### [Task instructions]
Count, in the entries, the lines with "text". Answer with the number only.

+===+

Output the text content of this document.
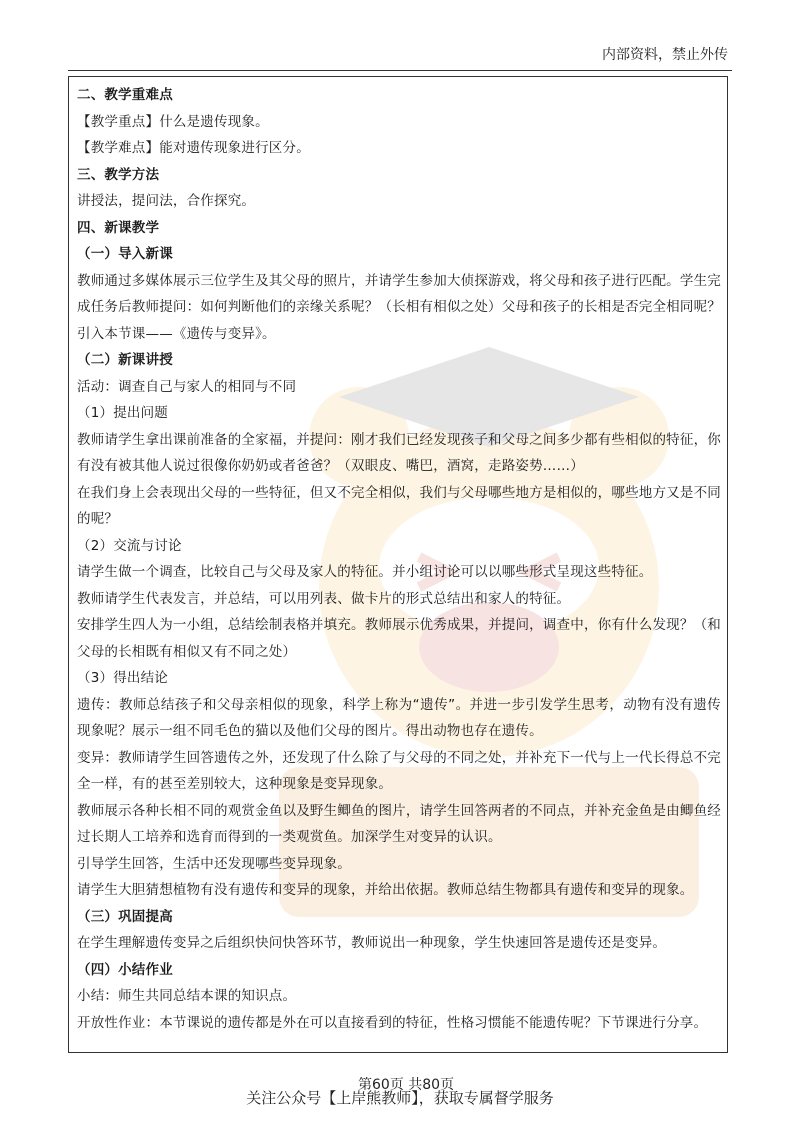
内部资料，禁止外传
二、教学重难点
【教学重点】什么是遗传现象。
【教学难点】能对遗传现象进行区分。
三、教学方法
讲授法，提问法，合作探究。
四、新课教学
（一）导入新课
教师通过多媒体展示三位学生及其父母的照片，并请学生参加大侦探游戏，将父母和孩子进行匹配。学生完成任务后教师提问：如何判断他们的亲缘关系呢？（长相有相似之处）父母和孩子的长相是否完全相同呢？引入本节课——《遗传与变异》。
（二）新课讲授
活动：调查自己与家人的相同与不同
（1）提出问题
教师请学生拿出课前准备的全家福，并提问：刚才我们已经发现孩子和父母之间多少都有些相似的特征，你有没有被其他人说过很像你奶奶或者爸爸？（双眼皮、嘴巴，酒窝，走路姿势……）
在我们身上会表现出父母的一些特征，但又不完全相似，我们与父母哪些地方是相似的，哪些地方又是不同的呢？
（2）交流与讨论
请学生做一个调查，比较自己与父母及家人的特征。并小组讨论可以以哪些形式呈现这些特征。
教师请学生代表发言，并总结，可以用列表、做卡片的形式总结出和家人的特征。
安排学生四人为一小组，总结绘制表格并填充。教师展示优秀成果，并提问，调查中，你有什么发现？（和父母的长相既有相似又有不同之处）
（3）得出结论
遗传：教师总结孩子和父母亲相似的现象，科学上称为“遗传”。并进一步引发学生思考，动物有没有遗传现象呢？展示一组不同毛色的猫以及他们父母的图片。得出动物也存在遗传。
变异：教师请学生回答遗传之外，还发现了什么除了与父母的不同之处，并补充下一代与上一代长得总不完全一样，有的甚至差别较大，这种现象是变异现象。
教师展示各种长相不同的观赏金鱼以及野生鲫鱼的图片，请学生回答两者的不同点，并补充金鱼是由鲫鱼经过长期人工培养和选育而得到的一类观赏鱼。加深学生对变异的认识。
引导学生回答，生活中还发现哪些变异现象。
请学生大胆猜想植物有没有遗传和变异的现象，并给出依据。教师总结生物都具有遗传和变异的现象。
（三）巩固提高
在学生理解遗传变异之后组织快问快答环节，教师说出一种现象，学生快速回答是遗传还是变异。
（四）小结作业
小结：师生共同总结本课的知识点。
开放性作业：本节课说的遗传都是外在可以直接看到的特征，性格习惯能不能遗传呢？下节课进行分享。
第60页 共80页
关注公众号【上岸熊教师】，获取专属督学服务
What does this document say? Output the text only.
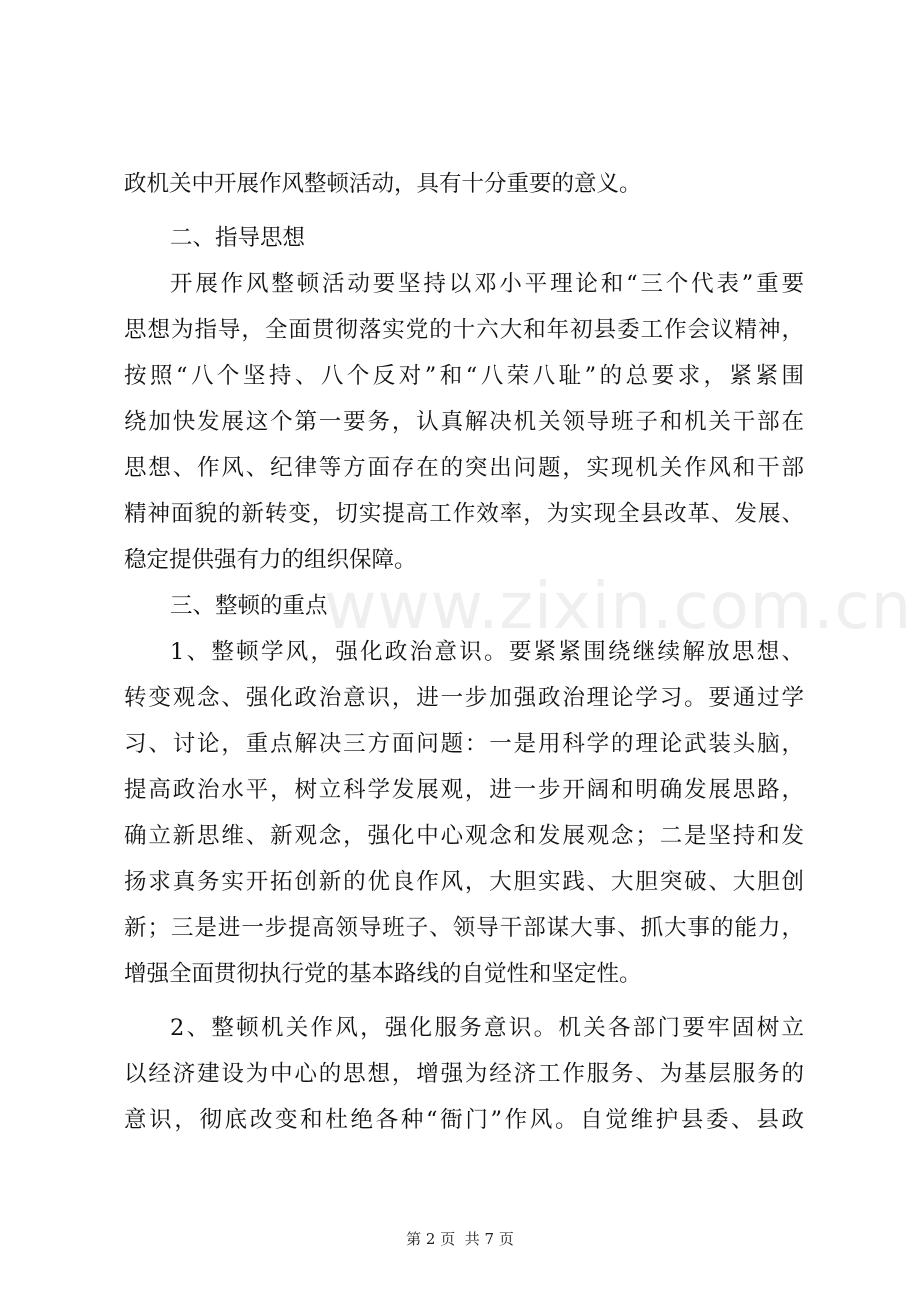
政机关中开展作风整顿活动，具有十分重要的意义。
二、指导思想
开展作风整顿活动要坚持以邓小平理论和“三个代表”重要
思想为指导，全面贯彻落实党的十六大和年初县委工作会议精神，
按照“八个坚持、八个反对”和“八荣八耻”的总要求，紧紧围
绕加快发展这个第一要务，认真解决机关领导班子和机关干部在
思想、作风、纪律等方面存在的突出问题，实现机关作风和干部
精神面貌的新转变，切实提高工作效率，为实现全县改革、发展、
稳定提供强有力的组织保障。
三、整顿的重点
1、整顿学风，强化政治意识。要紧紧围绕继续解放思想、
转变观念、强化政治意识，进一步加强政治理论学习。要通过学
习、讨论，重点解决三方面问题：一是用科学的理论武装头脑，
提高政治水平，树立科学发展观，进一步开阔和明确发展思路，
确立新思维、新观念，强化中心观念和发展观念；二是坚持和发
扬求真务实开拓创新的优良作风，大胆实践、大胆突破、大胆创
新；三是进一步提高领导班子、领导干部谋大事、抓大事的能力，
增强全面贯彻执行党的基本路线的自觉性和坚定性。
2、整顿机关作风，强化服务意识。机关各部门要牢固树立
以经济建设为中心的思想，增强为经济工作服务、为基层服务的
意识，彻底改变和杜绝各种“衙门”作风。自觉维护县委、县政
www.zixin.com.cn
第 2 页  共 7 页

+===+

### [Solution to the exercise]
2